* begin STORED RECORDS *

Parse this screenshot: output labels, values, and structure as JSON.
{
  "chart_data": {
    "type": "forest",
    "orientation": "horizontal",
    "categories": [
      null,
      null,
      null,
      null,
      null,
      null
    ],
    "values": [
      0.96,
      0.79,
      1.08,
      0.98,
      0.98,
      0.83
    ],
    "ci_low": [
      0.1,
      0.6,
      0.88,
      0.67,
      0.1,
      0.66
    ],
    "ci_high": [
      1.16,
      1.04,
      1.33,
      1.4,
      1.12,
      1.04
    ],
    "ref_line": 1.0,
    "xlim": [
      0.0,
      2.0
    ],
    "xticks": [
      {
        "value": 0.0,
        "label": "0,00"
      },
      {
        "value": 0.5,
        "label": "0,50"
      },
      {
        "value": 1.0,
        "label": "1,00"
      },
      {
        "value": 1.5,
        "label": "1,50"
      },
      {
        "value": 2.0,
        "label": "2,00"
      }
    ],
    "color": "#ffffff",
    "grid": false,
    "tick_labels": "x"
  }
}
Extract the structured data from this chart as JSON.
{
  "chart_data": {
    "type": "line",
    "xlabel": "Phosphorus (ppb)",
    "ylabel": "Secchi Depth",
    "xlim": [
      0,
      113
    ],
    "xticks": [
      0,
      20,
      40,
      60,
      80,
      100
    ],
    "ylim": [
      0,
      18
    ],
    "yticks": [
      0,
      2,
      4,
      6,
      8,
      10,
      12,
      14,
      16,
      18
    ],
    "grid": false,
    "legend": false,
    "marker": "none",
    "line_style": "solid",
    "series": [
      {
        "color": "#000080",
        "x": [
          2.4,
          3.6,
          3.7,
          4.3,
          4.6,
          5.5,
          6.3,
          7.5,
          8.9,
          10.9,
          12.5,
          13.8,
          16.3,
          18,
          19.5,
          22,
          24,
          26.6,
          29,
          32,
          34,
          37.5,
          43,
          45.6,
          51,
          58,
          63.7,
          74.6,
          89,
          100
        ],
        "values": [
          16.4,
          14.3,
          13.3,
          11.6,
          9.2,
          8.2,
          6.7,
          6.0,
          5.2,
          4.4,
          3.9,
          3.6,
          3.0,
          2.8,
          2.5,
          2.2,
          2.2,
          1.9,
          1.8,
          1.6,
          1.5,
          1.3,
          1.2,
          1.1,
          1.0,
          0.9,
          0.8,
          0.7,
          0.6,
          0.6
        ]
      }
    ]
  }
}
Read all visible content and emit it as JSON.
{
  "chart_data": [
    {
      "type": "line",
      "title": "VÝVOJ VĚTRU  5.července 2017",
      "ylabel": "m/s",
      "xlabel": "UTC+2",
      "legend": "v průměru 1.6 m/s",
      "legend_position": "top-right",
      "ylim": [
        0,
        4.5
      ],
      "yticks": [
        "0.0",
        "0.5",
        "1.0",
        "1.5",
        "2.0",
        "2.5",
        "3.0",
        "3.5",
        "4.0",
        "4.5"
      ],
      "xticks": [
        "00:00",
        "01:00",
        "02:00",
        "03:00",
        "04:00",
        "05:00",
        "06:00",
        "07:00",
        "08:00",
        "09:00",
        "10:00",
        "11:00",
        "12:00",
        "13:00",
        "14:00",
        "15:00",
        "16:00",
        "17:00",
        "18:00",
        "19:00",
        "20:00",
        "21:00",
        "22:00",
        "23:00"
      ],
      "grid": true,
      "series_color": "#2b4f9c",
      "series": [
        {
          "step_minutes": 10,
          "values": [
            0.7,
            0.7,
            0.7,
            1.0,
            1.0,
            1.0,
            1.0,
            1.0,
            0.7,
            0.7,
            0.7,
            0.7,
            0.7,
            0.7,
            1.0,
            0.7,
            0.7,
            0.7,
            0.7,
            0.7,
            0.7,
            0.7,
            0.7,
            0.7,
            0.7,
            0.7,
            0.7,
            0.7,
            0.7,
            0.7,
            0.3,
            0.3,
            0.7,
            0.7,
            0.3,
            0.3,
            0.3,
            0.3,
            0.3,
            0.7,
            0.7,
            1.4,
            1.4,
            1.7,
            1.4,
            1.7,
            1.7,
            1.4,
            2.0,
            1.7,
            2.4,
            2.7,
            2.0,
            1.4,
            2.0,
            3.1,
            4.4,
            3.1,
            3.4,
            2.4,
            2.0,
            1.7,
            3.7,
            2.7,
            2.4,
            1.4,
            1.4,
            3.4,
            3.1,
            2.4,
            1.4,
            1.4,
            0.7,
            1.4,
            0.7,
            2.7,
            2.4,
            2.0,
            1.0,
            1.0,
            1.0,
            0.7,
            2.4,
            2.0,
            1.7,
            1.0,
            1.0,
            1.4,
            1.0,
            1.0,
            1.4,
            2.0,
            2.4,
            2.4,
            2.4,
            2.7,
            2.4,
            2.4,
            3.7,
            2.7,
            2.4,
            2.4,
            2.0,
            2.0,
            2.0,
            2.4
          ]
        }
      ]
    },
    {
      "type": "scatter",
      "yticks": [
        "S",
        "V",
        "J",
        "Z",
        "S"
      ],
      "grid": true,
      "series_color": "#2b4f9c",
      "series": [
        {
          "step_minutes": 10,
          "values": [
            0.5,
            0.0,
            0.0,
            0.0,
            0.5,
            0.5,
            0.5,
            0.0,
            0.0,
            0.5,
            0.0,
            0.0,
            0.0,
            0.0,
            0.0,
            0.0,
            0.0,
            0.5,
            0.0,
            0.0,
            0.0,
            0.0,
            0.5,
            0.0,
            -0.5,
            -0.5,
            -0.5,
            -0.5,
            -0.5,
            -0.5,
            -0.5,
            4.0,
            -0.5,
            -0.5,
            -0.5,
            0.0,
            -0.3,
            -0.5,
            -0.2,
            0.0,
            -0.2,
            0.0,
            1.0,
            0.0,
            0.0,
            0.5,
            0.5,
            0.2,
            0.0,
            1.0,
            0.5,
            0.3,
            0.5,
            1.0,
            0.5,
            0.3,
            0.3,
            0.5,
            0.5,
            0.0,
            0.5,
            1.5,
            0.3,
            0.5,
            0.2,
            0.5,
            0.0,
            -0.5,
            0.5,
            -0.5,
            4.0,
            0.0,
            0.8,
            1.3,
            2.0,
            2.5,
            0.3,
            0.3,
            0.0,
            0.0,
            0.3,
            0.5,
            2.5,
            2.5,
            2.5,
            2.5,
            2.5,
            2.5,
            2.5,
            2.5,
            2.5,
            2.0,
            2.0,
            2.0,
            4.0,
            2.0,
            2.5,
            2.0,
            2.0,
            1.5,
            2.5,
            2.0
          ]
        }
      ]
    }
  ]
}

* end STORED RECORDS *

Retype the listing. Match it exactly.

Parse this screenshot: output labels, values, and structure as JSON.
{
  "chart_data": {
    "type": "forest",
    "orientation": "horizontal",
    "categories": [
      null,
      null,
      null,
      null,
      null,
      null
    ],
    "values": [
      0.96,
      0.79,
      1.08,
      0.98,
      0.98,
      0.83
    ],
    "ci_low": [
      0.1,
      0.6,
      0.88,
      0.67,
      0.1,
      0.66
    ],
    "ci_high": [
      1.16,
      1.04,
      1.33,
      1.4,
      1.12,
      1.04
    ],
    "ref_line": 1.0,
    "xlim": [
      0.0,
      2.0
    ],
    "xticks": [
      {
        "value": 0.0,
        "label": "0,00"
      },
      {
        "value": 0.5,
        "label": "0,50"
      },
      {
        "value": 1.0,
        "label": "1,00"
      },
      {
        "value": 1.5,
        "label": "1,50"
      },
      {
        "value": 2.0,
        "label": "2,00"
      }
    ],
    "color": "#ffffff",
    "grid": false,
    "tick_labels": "x"
  }
}
Extract the structured data from this chart as JSON.
{
  "chart_data": {
    "type": "line",
    "xlabel": "Phosphorus (ppb)",
    "ylabel": "Secchi Depth",
    "xlim": [
      0,
      113
    ],
    "xticks": [
      0,
      20,
      40,
      60,
      80,
      100
    ],
    "ylim": [
      0,
      18
    ],
    "yticks": [
      0,
      2,
      4,
      6,
      8,
      10,
      12,
      14,
      16,
      18
    ],
    "grid": false,
    "legend": false,
    "marker": "none",
    "line_style": "solid",
    "series": [
      {
        "color": "#000080",
        "x": [
          2.4,
          3.6,
          3.7,
          4.3,
          4.6,
          5.5,
          6.3,
          7.5,
          8.9,
          10.9,
          12.5,
          13.8,
          16.3,
          18,
          19.5,
          22,
          24,
          26.6,
          29,
          32,
          34,
          37.5,
          43,
          45.6,
          51,
          58,
          63.7,
          74.6,
          89,
          100
        ],
        "values": [
          16.4,
          14.3,
          13.3,
          11.6,
          9.2,
          8.2,
          6.7,
          6.0,
          5.2,
          4.4,
          3.9,
          3.6,
          3.0,
          2.8,
          2.5,
          2.2,
          2.2,
          1.9,
          1.8,
          1.6,
          1.5,
          1.3,
          1.2,
          1.1,
          1.0,
          0.9,
          0.8,
          0.7,
          0.6,
          0.6
        ]
      }
    ]
  }
}
Read all visible content and emit it as JSON.
{
  "chart_data": [
    {
      "type": "line",
      "title": "VÝVOJ VĚTRU  5.července 2017",
      "ylabel": "m/s",
      "xlabel": "UTC+2",
      "legend": "v průměru 1.6 m/s",
      "legend_position": "top-right",
      "ylim": [
        0,
        4.5
      ],
      "yticks": [
        "0.0",
        "0.5",
        "1.0",
        "1.5",
        "2.0",
        "2.5",
        "3.0",
        "3.5",
        "4.0",
        "4.5"
      ],
      "xticks": [
        "00:00",
        "01:00",
        "02:00",
        "03:00",
        "04:00",
        "05:00",
        "06:00",
        "07:00",
        "08:00",
        "09:00",
        "10:00",
        "11:00",
        "12:00",
        "13:00",
        "14:00",
        "15:00",
        "16:00",
        "17:00",
        "18:00",
        "19:00",
        "20:00",
        "21:00",
        "22:00",
        "23:00"
      ],
      "grid": true,
      "series_color": "#2b4f9c",
      "series": [
        {
          "step_minutes": 10,
          "values": [
            0.7,
            0.7,
            0.7,
            1.0,
            1.0,
            1.0,
            1.0,
            1.0,
            0.7,
            0.7,
            0.7,
            0.7,
            0.7,
            0.7,
            1.0,
            0.7,
            0.7,
            0.7,
            0.7,
            0.7,
            0.7,
            0.7,
            0.7,
            0.7,
            0.7,
            0.7,
            0.7,
            0.7,
            0.7,
            0.7,
            0.3,
            0.3,
            0.7,
            0.7,
            0.3,
            0.3,
            0.3,
            0.3,
            0.3,
            0.7,
            0.7,
            1.4,
            1.4,
            1.7,
            1.4,
            1.7,
            1.7,
            1.4,
            2.0,
            1.7,
            2.4,
            2.7,
            2.0,
            1.4,
            2.0,
            3.1,
            4.4,
            3.1,
            3.4,
            2.4,
            2.0,
            1.7,
            3.7,
            2.7,
            2.4,
            1.4,
            1.4,
            3.4,
            3.1,
            2.4,
            1.4,
            1.4,
            0.7,
            1.4,
            0.7,
            2.7,
            2.4,
            2.0,
            1.0,
            1.0,
            1.0,
            0.7,
            2.4,
            2.0,
            1.7,
            1.0,
            1.0,
            1.4,
            1.0,
            1.0,
            1.4,
            2.0,
            2.4,
            2.4,
            2.4,
            2.7,
            2.4,
            2.4,
            3.7,
            2.7,
            2.4,
            2.4,
            2.0,
            2.0,
            2.0,
            2.4
          ]
        }
      ]
    },
    {
      "type": "scatter",
      "yticks": [
        "S",
        "V",
        "J",
        "Z",
        "S"
      ],
      "grid": true,
      "series_color": "#2b4f9c",
      "series": [
        {
          "step_minutes": 10,
          "values": [
            0.5,
            0.0,
            0.0,
            0.0,
            0.5,
            0.5,
            0.5,
            0.0,
            0.0,
            0.5,
            0.0,
            0.0,
            0.0,
            0.0,
            0.0,
            0.0,
            0.0,
            0.5,
            0.0,
            0.0,
            0.0,
            0.0,
            0.5,
            0.0,
            -0.5,
            -0.5,
            -0.5,
            -0.5,
            -0.5,
            -0.5,
            -0.5,
            4.0,
            -0.5,
            -0.5,
            -0.5,
            0.0,
            -0.3,
            -0.5,
            -0.2,
            0.0,
            -0.2,
            0.0,
            1.0,
            0.0,
            0.0,
            0.5,
            0.5,
            0.2,
            0.0,
            1.0,
            0.5,
            0.3,
            0.5,
            1.0,
            0.5,
            0.3,
            0.3,
            0.5,
            0.5,
            0.0,
            0.5,
            1.5,
            0.3,
            0.5,
            0.2,
            0.5,
            0.0,
            -0.5,
            0.5,
            -0.5,
            4.0,
            0.0,
            0.8,
            1.3,
            2.0,
            2.5,
            0.3,
            0.3,
            0.0,
            0.0,
            0.3,
            0.5,
            2.5,
            2.5,
            2.5,
            2.5,
            2.5,
            2.5,
            2.5,
            2.5,
            2.5,
            2.0,
            2.0,
            2.0,
            4.0,
            2.0,
            2.5,
            2.0,
            2.0,
            1.5,
            2.5,
            2.0
          ]
        }
      ]
    }
  ]
}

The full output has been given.